• Challenge: Restate, word for word, every line of the data.

(Stored data)

-.-.-

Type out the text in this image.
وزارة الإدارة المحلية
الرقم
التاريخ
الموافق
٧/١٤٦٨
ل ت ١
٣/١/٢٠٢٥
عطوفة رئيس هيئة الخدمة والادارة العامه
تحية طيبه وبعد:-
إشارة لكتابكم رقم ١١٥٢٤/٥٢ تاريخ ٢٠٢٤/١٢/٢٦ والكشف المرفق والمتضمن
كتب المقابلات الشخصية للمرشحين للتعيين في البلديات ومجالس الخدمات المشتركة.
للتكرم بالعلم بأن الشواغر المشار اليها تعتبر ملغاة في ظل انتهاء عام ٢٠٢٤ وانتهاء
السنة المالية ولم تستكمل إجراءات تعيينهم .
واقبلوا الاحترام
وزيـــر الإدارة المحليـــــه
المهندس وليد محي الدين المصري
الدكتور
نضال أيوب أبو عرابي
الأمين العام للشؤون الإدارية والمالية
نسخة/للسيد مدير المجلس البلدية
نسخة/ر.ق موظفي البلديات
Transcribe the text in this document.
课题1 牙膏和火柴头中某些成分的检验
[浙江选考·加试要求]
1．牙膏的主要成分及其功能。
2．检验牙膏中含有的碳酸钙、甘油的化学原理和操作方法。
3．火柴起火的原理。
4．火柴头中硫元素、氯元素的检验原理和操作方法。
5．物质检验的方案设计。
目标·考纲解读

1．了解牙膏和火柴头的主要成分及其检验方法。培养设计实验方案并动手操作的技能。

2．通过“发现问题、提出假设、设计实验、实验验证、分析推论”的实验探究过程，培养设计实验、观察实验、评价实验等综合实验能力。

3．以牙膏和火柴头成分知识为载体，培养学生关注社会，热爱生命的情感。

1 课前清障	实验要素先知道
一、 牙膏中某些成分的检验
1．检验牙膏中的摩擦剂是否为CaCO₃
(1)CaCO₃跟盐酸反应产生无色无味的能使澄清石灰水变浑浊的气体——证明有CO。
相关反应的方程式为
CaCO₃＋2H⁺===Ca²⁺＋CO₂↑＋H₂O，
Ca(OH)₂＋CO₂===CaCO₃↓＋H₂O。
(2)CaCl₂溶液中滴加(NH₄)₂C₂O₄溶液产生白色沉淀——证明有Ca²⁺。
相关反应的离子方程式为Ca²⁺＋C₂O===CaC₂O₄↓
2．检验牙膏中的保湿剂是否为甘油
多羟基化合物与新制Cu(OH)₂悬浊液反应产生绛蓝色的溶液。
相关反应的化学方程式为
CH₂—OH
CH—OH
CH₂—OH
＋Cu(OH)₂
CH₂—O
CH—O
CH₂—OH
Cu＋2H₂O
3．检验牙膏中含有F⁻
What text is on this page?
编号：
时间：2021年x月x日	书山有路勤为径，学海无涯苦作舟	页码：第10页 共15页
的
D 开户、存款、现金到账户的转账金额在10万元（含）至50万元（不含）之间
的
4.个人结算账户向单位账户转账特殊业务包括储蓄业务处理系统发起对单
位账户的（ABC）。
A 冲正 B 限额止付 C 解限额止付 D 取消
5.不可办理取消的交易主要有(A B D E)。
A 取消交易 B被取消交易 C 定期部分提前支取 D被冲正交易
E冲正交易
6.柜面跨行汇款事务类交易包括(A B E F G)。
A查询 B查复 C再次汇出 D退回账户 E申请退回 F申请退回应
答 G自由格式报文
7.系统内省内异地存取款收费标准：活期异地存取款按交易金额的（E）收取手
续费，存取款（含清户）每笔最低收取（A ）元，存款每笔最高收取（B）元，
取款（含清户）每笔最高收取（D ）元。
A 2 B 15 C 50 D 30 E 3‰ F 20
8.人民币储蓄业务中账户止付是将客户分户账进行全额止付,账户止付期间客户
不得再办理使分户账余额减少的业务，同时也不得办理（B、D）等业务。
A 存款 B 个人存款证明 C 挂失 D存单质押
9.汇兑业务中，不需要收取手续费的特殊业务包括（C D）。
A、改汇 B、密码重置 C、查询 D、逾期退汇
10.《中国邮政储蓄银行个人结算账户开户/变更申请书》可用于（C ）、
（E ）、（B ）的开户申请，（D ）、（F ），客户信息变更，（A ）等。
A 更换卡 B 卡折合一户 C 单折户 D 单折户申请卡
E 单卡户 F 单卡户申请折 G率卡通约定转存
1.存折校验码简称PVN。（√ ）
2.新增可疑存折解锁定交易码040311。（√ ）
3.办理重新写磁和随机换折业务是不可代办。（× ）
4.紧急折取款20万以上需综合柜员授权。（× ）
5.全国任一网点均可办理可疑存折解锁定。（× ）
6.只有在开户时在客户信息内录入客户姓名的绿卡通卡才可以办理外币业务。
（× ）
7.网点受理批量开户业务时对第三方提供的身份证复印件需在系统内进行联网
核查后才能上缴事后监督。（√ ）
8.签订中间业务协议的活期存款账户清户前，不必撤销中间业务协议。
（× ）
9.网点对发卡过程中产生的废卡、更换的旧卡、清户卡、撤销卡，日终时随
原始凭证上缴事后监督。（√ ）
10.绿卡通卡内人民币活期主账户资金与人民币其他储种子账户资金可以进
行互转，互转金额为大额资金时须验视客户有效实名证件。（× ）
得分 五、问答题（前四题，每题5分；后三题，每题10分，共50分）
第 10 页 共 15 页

-.-.-

• Output:
Type out the text in this image.
وزارة الإدارة المحلية
الرقم
التاريخ
الموافق
٧/١٤٦٨
ل ت ١
٣/١/٢٠٢٥
عطوفة رئيس هيئة الخدمة والادارة العامه
تحية طيبه وبعد:-
إشارة لكتابكم رقم ١١٥٢٤/٥٢ تاريخ ٢٠٢٤/١٢/٢٦ والكشف المرفق والمتضمن
كتب المقابلات الشخصية للمرشحين للتعيين في البلديات ومجالس الخدمات المشتركة.
للتكرم بالعلم بأن الشواغر المشار اليها تعتبر ملغاة في ظل انتهاء عام ٢٠٢٤ وانتهاء
السنة المالية ولم تستكمل إجراءات تعيينهم .
واقبلوا الاحترام
وزيـــر الإدارة المحليـــــه
المهندس وليد محي الدين المصري
الدكتور
نضال أيوب أبو عرابي
الأمين العام للشؤون الإدارية والمالية
نسخة/للسيد مدير المجلس البلدية
نسخة/ر.ق موظفي البلديات
Transcribe the text in this document.
课题1 牙膏和火柴头中某些成分的检验
[浙江选考·加试要求]
1．牙膏的主要成分及其功能。
2．检验牙膏中含有的碳酸钙、甘油的化学原理和操作方法。
3．火柴起火的原理。
4．火柴头中硫元素、氯元素的检验原理和操作方法。
5．物质检验的方案设计。
目标·考纲解读

1．了解牙膏和火柴头的主要成分及其检验方法。培养设计实验方案并动手操作的技能。

2．通过“发现问题、提出假设、设计实验、实验验证、分析推论”的实验探究过程，培养设计实验、观察实验、评价实验等综合实验能力。

3．以牙膏和火柴头成分知识为载体，培养学生关注社会，热爱生命的情感。

1 课前清障	实验要素先知道
一、 牙膏中某些成分的检验
1．检验牙膏中的摩擦剂是否为CaCO₃
(1)CaCO₃跟盐酸反应产生无色无味的能使澄清石灰水变浑浊的气体——证明有CO。
相关反应的方程式为
CaCO₃＋2H⁺===Ca²⁺＋CO₂↑＋H₂O，
Ca(OH)₂＋CO₂===CaCO₃↓＋H₂O。
(2)CaCl₂溶液中滴加(NH₄)₂C₂O₄溶液产生白色沉淀——证明有Ca²⁺。
相关反应的离子方程式为Ca²⁺＋C₂O===CaC₂O₄↓
2．检验牙膏中的保湿剂是否为甘油
多羟基化合物与新制Cu(OH)₂悬浊液反应产生绛蓝色的溶液。
相关反应的化学方程式为
CH₂—OH
CH—OH
CH₂—OH
＋Cu(OH)₂
CH₂—O
CH—O
CH₂—OH
Cu＋2H₂O
3．检验牙膏中含有F⁻
What text is on this page?
编号：
时间：2021年x月x日	书山有路勤为径，学海无涯苦作舟	页码：第10页 共15页
的
D 开户、存款、现金到账户的转账金额在10万元（含）至50万元（不含）之间
的
4.个人结算账户向单位账户转账特殊业务包括储蓄业务处理系统发起对单
位账户的（ABC）。
A 冲正 B 限额止付 C 解限额止付 D 取消
5.不可办理取消的交易主要有(A B D E)。
A 取消交易 B被取消交易 C 定期部分提前支取 D被冲正交易
E冲正交易
6.柜面跨行汇款事务类交易包括(A B E F G)。
A查询 B查复 C再次汇出 D退回账户 E申请退回 F申请退回应
答 G自由格式报文
7.系统内省内异地存取款收费标准：活期异地存取款按交易金额的（E）收取手
续费，存取款（含清户）每笔最低收取（A ）元，存款每笔最高收取（B）元，
取款（含清户）每笔最高收取（D ）元。
A 2 B 15 C 50 D 30 E 3‰ F 20
8.人民币储蓄业务中账户止付是将客户分户账进行全额止付,账户止付期间客户
不得再办理使分户账余额减少的业务，同时也不得办理（B、D）等业务。
A 存款 B 个人存款证明 C 挂失 D存单质押
9.汇兑业务中，不需要收取手续费的特殊业务包括（C D）。
A、改汇 B、密码重置 C、查询 D、逾期退汇
10.《中国邮政储蓄银行个人结算账户开户/变更申请书》可用于（C ）、
（E ）、（B ）的开户申请，（D ）、（F ），客户信息变更，（A ）等。
A 更换卡 B 卡折合一户 C 单折户 D 单折户申请卡
E 单卡户 F 单卡户申请折 G率卡通约定转存
1.存折校验码简称PVN。（√ ）
2.新增可疑存折解锁定交易码040311。（√ ）
3.办理重新写磁和随机换折业务是不可代办。（× ）
4.紧急折取款20万以上需综合柜员授权。（× ）
5.全国任一网点均可办理可疑存折解锁定。（× ）
6.只有在开户时在客户信息内录入客户姓名的绿卡通卡才可以办理外币业务。
（× ）
7.网点受理批量开户业务时对第三方提供的身份证复印件需在系统内进行联网
核查后才能上缴事后监督。（√ ）
8.签订中间业务协议的活期存款账户清户前，不必撤销中间业务协议。
（× ）
9.网点对发卡过程中产生的废卡、更换的旧卡、清户卡、撤销卡，日终时随
原始凭证上缴事后监督。（√ ）
10.绿卡通卡内人民币活期主账户资金与人民币其他储种子账户资金可以进
行互转，互转金额为大额资金时须验视客户有效实名证件。（× ）
得分 五、问答题（前四题，每题5分；后三题，每题10分，共50分）
第 10 页 共 15 页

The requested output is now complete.